** start Data rows **

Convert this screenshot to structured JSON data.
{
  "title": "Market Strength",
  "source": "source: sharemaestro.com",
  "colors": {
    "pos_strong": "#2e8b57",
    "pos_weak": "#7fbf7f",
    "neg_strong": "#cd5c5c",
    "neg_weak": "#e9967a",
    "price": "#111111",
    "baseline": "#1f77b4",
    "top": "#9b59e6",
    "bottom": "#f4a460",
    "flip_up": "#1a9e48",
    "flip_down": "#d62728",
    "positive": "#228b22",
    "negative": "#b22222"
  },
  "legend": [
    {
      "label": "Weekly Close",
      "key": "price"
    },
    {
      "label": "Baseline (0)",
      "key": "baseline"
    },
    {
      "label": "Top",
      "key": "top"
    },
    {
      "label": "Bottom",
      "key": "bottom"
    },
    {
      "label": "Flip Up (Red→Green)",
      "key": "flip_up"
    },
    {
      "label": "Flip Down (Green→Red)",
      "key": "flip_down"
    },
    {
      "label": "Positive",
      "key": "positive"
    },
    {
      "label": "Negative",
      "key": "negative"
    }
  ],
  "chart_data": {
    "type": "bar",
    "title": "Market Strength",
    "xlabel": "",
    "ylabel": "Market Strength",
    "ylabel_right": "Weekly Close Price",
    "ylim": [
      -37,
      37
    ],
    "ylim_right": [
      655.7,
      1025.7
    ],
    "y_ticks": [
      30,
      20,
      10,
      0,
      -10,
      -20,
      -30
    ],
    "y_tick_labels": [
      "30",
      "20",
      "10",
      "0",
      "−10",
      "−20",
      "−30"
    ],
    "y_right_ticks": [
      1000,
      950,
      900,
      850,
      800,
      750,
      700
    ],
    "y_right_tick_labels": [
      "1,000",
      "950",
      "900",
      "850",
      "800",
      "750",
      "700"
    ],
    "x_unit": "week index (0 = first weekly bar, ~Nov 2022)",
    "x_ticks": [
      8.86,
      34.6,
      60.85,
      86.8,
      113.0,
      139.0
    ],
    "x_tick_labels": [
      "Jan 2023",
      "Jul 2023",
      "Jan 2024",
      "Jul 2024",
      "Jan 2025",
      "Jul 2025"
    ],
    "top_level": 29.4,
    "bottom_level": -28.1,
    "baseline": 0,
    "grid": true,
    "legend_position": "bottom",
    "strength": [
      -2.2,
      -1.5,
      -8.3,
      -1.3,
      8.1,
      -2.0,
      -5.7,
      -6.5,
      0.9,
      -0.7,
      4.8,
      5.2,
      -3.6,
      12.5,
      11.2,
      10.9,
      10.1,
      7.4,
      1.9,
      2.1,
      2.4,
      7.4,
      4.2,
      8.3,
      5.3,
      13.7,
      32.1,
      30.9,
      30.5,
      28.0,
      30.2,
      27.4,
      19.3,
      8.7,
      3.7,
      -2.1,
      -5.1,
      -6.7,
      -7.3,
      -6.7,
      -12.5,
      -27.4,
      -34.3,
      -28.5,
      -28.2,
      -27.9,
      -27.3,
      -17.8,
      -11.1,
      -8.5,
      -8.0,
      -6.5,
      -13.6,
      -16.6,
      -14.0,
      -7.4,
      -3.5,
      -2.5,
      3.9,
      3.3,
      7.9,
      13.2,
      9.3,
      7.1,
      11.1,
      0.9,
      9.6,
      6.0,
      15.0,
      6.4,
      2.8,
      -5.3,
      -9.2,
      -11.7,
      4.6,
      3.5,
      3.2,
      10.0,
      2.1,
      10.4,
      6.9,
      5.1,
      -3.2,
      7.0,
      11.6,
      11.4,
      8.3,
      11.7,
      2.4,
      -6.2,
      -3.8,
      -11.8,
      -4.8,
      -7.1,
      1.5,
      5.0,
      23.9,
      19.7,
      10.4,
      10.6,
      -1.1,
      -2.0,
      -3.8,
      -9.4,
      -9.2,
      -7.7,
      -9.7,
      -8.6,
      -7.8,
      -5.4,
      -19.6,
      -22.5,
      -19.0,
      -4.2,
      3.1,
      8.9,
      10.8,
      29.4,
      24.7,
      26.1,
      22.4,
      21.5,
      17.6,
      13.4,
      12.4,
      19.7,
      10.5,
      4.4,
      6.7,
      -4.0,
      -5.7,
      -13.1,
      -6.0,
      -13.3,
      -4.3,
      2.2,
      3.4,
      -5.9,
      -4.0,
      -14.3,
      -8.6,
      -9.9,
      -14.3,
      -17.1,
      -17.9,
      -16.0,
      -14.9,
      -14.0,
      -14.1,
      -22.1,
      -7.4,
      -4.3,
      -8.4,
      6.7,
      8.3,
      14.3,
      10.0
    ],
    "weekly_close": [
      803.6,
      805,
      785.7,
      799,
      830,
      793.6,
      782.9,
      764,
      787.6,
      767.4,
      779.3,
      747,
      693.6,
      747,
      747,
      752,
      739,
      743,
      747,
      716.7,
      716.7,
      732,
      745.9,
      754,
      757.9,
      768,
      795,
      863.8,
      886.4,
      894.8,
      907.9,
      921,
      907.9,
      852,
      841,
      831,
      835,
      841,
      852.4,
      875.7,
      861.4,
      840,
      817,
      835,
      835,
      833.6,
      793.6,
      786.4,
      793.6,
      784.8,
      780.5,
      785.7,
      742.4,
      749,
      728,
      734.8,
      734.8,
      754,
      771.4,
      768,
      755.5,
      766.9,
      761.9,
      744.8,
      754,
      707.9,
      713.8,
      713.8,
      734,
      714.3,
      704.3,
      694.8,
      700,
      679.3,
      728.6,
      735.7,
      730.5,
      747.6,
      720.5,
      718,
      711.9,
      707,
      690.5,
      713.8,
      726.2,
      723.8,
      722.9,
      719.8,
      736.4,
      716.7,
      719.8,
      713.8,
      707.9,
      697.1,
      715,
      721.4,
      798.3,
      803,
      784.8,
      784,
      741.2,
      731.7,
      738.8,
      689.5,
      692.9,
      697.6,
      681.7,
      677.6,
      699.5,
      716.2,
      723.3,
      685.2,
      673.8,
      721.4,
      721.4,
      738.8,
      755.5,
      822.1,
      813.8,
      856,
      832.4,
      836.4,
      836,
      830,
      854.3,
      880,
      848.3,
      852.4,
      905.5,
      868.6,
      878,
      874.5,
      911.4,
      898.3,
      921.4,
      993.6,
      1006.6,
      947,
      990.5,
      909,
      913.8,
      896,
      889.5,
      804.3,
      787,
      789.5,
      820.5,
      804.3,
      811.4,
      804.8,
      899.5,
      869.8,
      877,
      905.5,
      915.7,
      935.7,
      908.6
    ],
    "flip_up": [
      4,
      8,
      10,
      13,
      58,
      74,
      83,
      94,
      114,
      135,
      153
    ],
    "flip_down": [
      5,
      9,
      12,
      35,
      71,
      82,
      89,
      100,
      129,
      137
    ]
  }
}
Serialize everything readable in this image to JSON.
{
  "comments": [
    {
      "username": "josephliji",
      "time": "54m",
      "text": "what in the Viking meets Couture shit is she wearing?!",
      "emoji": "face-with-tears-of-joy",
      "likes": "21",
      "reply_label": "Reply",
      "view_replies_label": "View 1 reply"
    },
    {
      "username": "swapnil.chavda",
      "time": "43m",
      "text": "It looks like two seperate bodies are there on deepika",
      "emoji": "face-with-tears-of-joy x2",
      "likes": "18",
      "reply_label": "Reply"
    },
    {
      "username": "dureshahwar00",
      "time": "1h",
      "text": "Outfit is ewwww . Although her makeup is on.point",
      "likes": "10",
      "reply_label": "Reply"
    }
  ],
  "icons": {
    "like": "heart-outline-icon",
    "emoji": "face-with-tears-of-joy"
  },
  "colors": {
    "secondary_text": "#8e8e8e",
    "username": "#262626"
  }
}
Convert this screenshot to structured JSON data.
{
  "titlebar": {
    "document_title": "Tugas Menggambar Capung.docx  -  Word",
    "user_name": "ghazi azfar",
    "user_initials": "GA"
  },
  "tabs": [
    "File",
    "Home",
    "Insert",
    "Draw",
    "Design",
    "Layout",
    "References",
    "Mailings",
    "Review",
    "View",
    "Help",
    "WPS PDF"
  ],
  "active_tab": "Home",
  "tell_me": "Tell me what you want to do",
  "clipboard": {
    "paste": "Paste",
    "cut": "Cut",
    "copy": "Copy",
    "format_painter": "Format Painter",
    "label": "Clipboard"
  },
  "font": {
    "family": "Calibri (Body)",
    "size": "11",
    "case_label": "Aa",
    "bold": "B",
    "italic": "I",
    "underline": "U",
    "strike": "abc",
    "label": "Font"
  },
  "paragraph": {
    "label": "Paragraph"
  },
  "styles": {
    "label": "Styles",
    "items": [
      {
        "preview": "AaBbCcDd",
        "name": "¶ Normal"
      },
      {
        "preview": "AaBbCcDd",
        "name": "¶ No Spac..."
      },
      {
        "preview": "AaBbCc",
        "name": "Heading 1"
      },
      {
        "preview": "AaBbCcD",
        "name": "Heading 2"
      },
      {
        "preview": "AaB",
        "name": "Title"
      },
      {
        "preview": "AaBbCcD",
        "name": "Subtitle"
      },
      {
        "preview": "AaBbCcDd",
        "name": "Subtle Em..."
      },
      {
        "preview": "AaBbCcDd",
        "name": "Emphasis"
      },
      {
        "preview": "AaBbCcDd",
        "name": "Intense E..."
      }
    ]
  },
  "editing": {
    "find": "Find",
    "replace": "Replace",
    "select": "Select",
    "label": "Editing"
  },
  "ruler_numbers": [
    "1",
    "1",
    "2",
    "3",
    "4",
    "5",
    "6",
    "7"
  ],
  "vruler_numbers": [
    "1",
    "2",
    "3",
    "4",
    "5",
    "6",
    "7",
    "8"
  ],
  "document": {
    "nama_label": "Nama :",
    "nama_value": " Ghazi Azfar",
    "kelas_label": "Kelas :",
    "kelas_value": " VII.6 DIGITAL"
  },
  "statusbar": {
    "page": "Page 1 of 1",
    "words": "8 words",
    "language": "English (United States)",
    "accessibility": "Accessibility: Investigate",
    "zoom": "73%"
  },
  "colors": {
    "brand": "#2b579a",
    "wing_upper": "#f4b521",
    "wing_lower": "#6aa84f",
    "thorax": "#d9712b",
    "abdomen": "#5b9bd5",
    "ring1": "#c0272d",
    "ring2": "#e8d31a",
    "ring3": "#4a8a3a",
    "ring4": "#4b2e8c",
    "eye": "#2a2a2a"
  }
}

** end Data rows **

** Given instruction **
Give the count of lines in the listing that hold the word "emoji", with no other text.

** Response to this task **
3